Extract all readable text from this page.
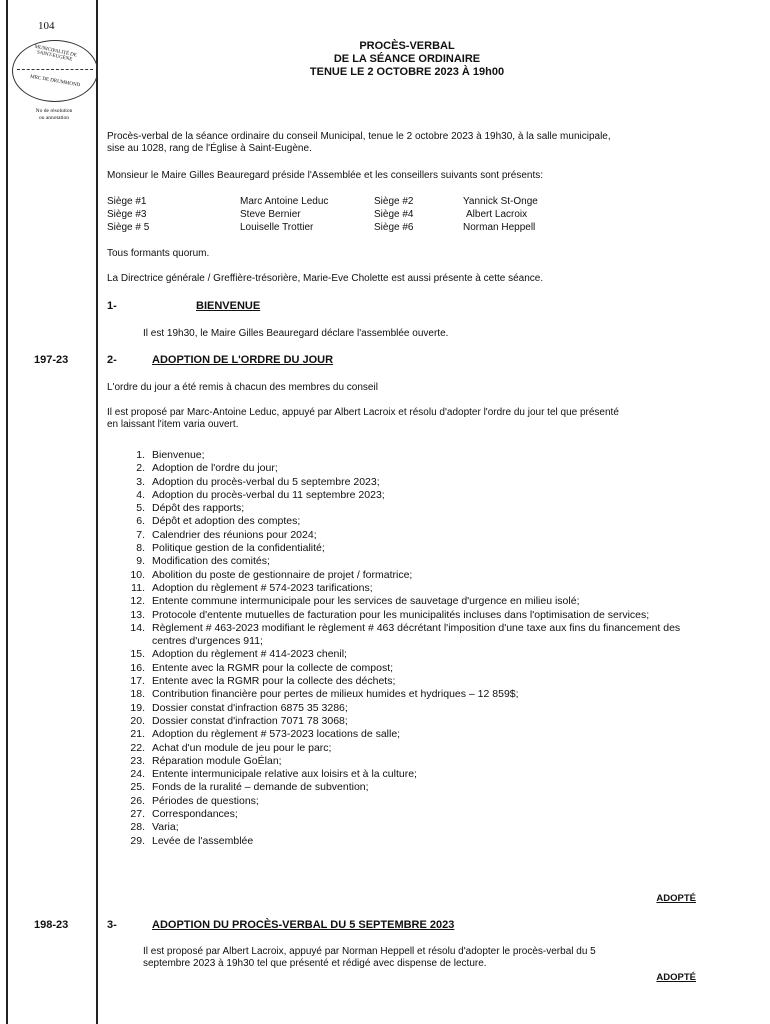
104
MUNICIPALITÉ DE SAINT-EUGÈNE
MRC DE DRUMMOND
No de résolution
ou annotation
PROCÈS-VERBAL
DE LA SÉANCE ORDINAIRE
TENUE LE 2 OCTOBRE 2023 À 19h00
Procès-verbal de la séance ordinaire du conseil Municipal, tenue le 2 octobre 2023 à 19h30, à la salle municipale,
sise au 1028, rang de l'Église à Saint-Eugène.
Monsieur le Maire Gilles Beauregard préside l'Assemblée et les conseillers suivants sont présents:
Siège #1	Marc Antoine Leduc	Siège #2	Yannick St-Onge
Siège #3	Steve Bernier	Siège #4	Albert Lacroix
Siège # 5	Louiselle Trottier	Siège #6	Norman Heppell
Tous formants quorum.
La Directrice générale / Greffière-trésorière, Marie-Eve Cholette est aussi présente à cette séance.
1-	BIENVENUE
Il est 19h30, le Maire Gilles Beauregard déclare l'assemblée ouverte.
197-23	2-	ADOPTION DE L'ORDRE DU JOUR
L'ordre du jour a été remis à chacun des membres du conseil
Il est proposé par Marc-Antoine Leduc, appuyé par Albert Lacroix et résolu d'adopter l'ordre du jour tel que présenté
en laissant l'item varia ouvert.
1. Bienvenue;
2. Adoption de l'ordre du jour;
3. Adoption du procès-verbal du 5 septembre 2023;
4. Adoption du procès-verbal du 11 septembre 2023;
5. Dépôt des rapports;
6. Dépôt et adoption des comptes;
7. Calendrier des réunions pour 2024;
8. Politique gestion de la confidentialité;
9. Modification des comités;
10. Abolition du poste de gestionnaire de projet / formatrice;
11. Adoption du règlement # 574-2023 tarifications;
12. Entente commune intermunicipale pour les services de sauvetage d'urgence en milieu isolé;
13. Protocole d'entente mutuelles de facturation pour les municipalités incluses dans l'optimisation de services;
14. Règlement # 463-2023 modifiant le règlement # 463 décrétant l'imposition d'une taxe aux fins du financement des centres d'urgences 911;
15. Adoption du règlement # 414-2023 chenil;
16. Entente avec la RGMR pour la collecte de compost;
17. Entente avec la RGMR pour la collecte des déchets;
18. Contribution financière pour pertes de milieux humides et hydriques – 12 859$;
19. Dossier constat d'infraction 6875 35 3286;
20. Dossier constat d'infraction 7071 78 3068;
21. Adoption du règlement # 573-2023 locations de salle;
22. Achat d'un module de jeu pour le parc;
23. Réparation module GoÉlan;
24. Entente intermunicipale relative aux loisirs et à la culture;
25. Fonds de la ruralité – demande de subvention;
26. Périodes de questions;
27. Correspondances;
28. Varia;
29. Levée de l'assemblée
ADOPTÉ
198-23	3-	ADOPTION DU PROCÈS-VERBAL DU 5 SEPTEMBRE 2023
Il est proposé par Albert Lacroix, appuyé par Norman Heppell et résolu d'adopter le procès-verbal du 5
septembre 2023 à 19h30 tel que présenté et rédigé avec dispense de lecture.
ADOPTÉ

────────────────────────────────────────

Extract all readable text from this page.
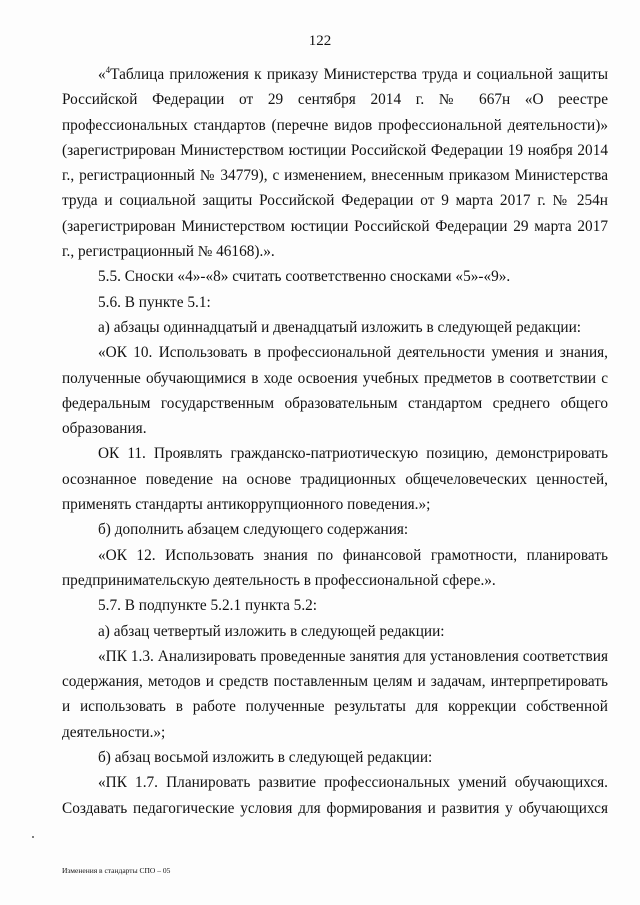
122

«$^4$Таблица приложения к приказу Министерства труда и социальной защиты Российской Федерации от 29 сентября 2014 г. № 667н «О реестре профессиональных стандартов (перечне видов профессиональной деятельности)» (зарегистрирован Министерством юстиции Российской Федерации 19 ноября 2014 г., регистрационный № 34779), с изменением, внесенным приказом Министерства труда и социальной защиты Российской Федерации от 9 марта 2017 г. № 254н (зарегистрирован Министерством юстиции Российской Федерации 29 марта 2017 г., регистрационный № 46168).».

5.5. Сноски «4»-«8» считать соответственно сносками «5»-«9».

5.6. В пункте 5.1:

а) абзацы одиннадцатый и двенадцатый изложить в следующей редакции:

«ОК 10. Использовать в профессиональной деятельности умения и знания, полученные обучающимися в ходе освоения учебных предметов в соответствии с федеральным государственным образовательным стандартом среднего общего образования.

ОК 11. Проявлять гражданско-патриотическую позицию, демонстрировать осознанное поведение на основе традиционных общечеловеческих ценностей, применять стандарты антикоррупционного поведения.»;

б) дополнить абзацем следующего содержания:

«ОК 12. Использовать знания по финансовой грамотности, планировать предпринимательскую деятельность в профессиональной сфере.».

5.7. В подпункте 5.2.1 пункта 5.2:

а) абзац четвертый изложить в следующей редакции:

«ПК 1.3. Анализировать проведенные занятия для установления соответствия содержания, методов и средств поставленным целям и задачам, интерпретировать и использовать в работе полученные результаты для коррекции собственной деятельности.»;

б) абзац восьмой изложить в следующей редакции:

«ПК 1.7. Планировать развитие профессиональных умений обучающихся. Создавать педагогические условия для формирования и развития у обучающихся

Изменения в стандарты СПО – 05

────────────────────────────────────────

§ Exercise details: Copy every line of the data that holds the string "Beauregard".

§ Full output:
Monsieur le Maire Gilles Beauregard préside l'Assemblée et les conseillers suivants sont présents:
Il est 19h30, le Maire Gilles Beauregard déclare l'assemblée ouverte.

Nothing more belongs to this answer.